Problem details> Look below for the line with "Convert this chart", then repeat it and all lines after it, exactly, minus any pictures.

Working data>
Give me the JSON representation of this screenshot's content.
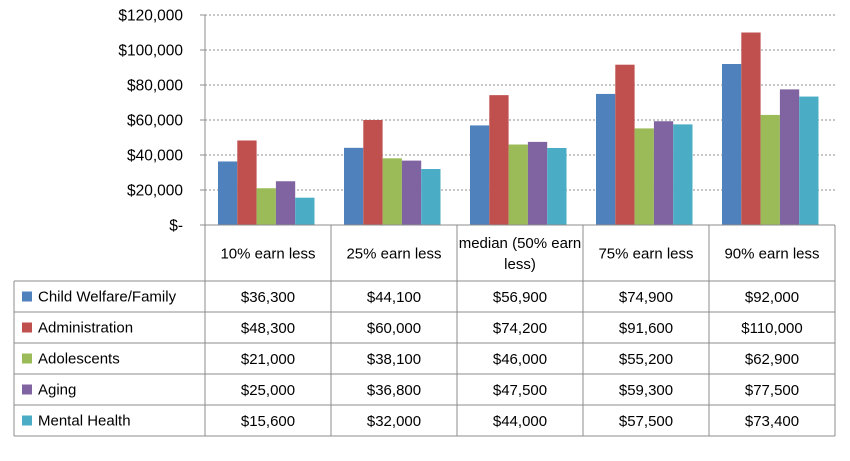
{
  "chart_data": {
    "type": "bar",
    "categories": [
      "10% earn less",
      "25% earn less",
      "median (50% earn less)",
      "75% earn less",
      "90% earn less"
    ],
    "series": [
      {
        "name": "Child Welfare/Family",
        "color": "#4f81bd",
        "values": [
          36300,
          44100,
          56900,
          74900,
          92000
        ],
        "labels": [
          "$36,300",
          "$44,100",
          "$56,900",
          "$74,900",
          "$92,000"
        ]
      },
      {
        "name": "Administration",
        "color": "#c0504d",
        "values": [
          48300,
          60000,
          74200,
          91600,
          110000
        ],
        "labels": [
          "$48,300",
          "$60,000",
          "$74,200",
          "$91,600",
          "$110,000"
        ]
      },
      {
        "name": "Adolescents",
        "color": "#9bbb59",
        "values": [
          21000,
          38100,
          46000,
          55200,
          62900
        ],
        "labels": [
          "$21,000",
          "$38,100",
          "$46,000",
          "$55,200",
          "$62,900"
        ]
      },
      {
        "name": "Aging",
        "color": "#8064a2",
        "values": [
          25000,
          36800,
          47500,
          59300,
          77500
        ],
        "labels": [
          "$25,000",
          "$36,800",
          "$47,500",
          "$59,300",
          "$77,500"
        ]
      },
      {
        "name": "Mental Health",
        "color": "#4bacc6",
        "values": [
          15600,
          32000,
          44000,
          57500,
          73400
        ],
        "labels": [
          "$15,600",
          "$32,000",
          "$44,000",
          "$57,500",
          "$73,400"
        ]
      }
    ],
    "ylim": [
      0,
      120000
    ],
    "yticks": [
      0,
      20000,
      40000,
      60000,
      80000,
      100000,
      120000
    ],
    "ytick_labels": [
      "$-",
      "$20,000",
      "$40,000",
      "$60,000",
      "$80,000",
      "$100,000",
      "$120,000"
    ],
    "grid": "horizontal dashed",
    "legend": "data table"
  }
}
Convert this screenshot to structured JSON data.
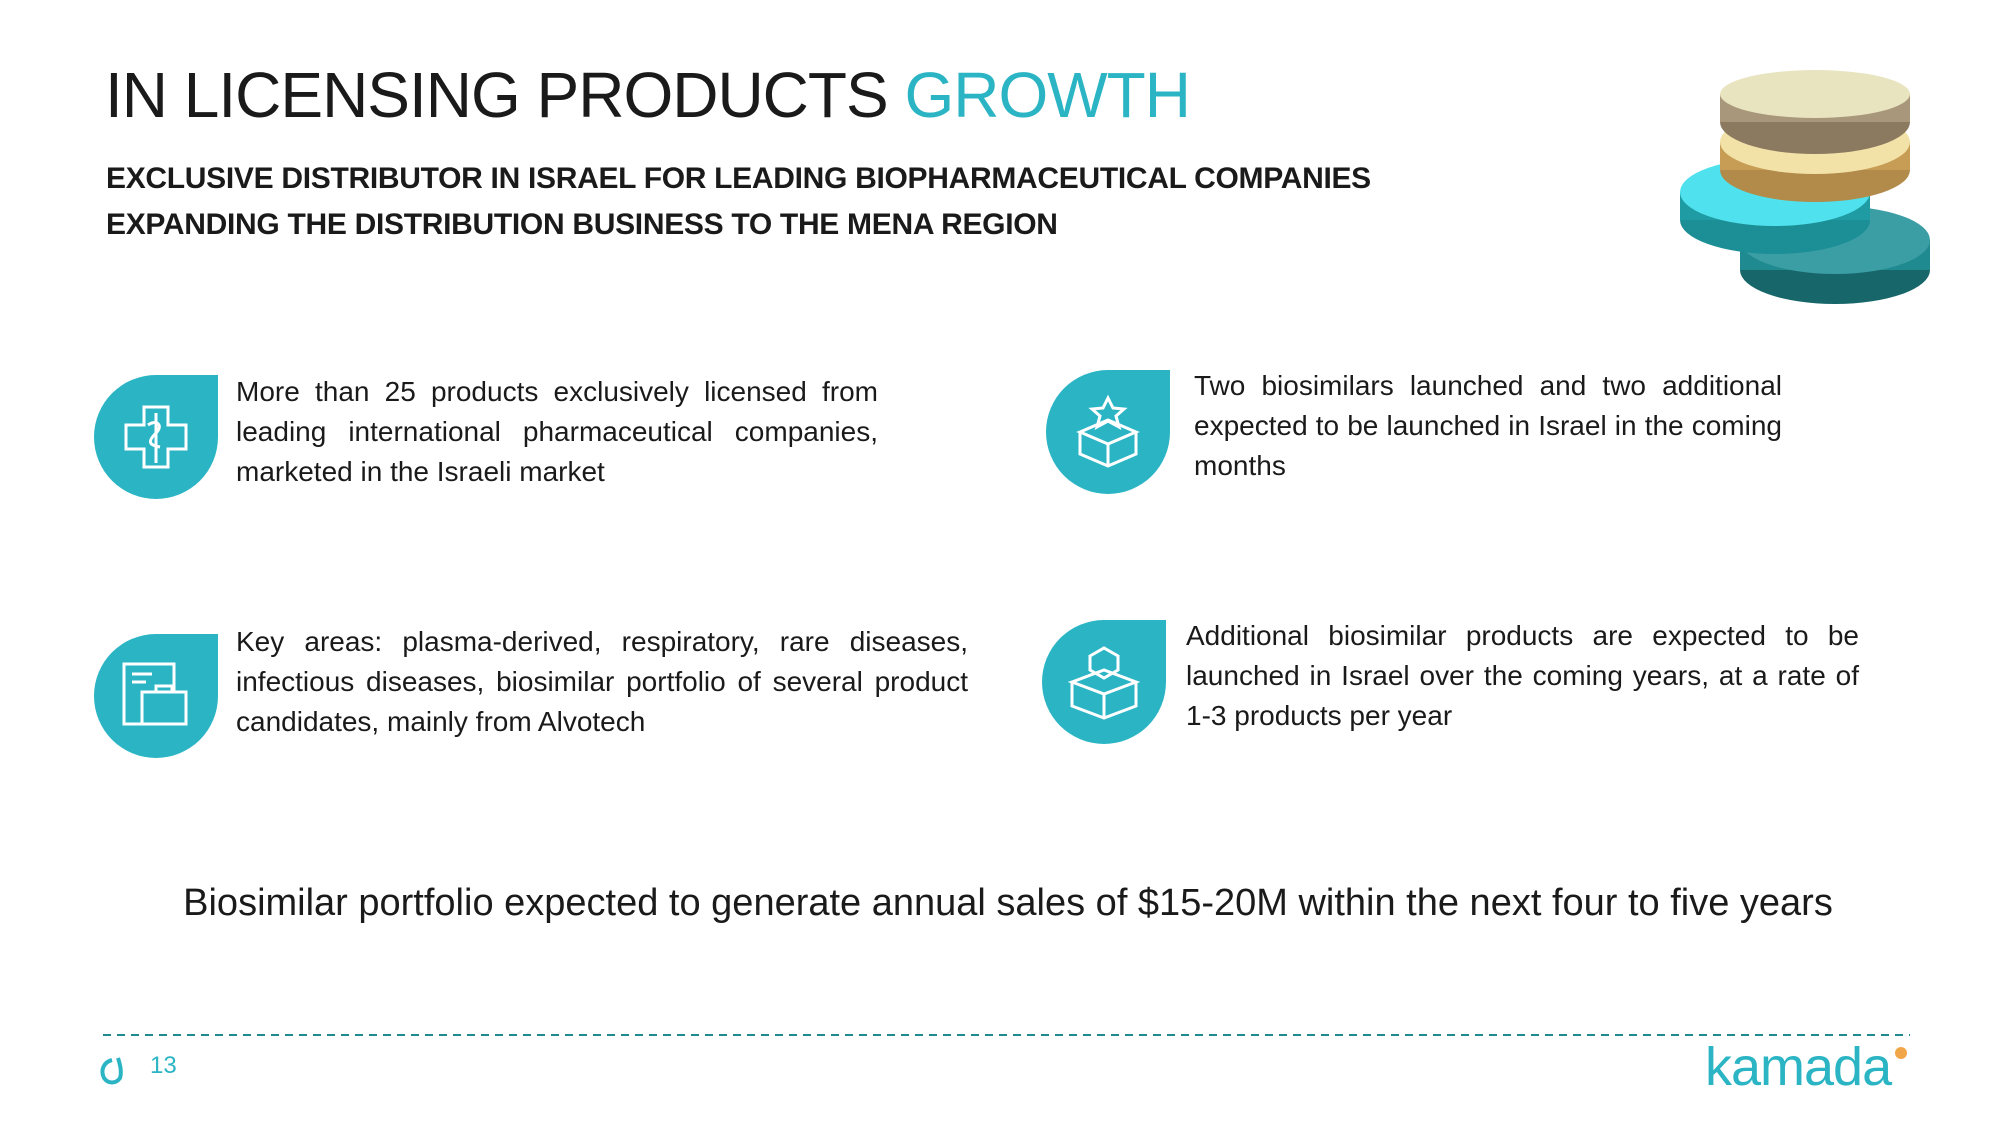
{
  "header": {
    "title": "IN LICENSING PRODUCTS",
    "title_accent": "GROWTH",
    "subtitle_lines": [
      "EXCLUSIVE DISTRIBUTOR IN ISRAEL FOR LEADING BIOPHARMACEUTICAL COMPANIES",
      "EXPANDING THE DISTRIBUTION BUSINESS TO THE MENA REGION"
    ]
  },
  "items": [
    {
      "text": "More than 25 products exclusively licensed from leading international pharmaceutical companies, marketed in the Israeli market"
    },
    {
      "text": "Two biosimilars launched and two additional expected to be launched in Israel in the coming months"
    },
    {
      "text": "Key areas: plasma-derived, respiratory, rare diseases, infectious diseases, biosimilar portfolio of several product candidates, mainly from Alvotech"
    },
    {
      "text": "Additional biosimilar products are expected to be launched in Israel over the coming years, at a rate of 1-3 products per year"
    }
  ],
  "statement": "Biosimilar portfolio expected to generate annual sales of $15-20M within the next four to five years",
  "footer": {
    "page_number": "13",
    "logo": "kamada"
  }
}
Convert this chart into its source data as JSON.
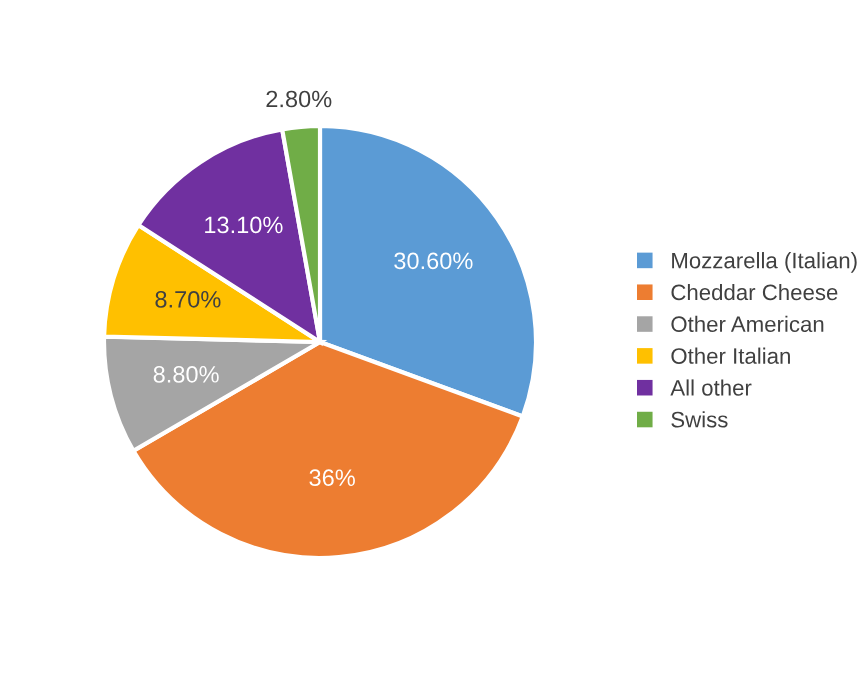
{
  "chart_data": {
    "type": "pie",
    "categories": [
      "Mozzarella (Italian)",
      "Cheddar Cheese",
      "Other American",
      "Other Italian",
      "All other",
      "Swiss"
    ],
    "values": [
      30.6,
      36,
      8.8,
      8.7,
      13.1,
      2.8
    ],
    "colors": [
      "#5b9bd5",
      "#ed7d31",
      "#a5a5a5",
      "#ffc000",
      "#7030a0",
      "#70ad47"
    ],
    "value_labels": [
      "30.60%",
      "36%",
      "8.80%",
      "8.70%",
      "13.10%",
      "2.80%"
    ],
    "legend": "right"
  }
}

Written solution>
Convert this chart into its source data as JSON.
{
  "chart_data": {
    "type": "pie",
    "categories": [
      "Mozzarella (Italian)",
      "Cheddar Cheese",
      "Other American",
      "Other Italian",
      "All other",
      "Swiss"
    ],
    "values": [
      30.6,
      36,
      8.8,
      8.7,
      13.1,
      2.8
    ],
    "colors": [
      "#5b9bd5",
      "#ed7d31",
      "#a5a5a5",
      "#ffc000",
      "#7030a0",
      "#70ad47"
    ],
    "value_labels": [
      "30.60%",
      "36%",
      "8.80%",
      "8.70%",
      "13.10%",
      "2.80%"
    ],
    "legend": "right"
  }
}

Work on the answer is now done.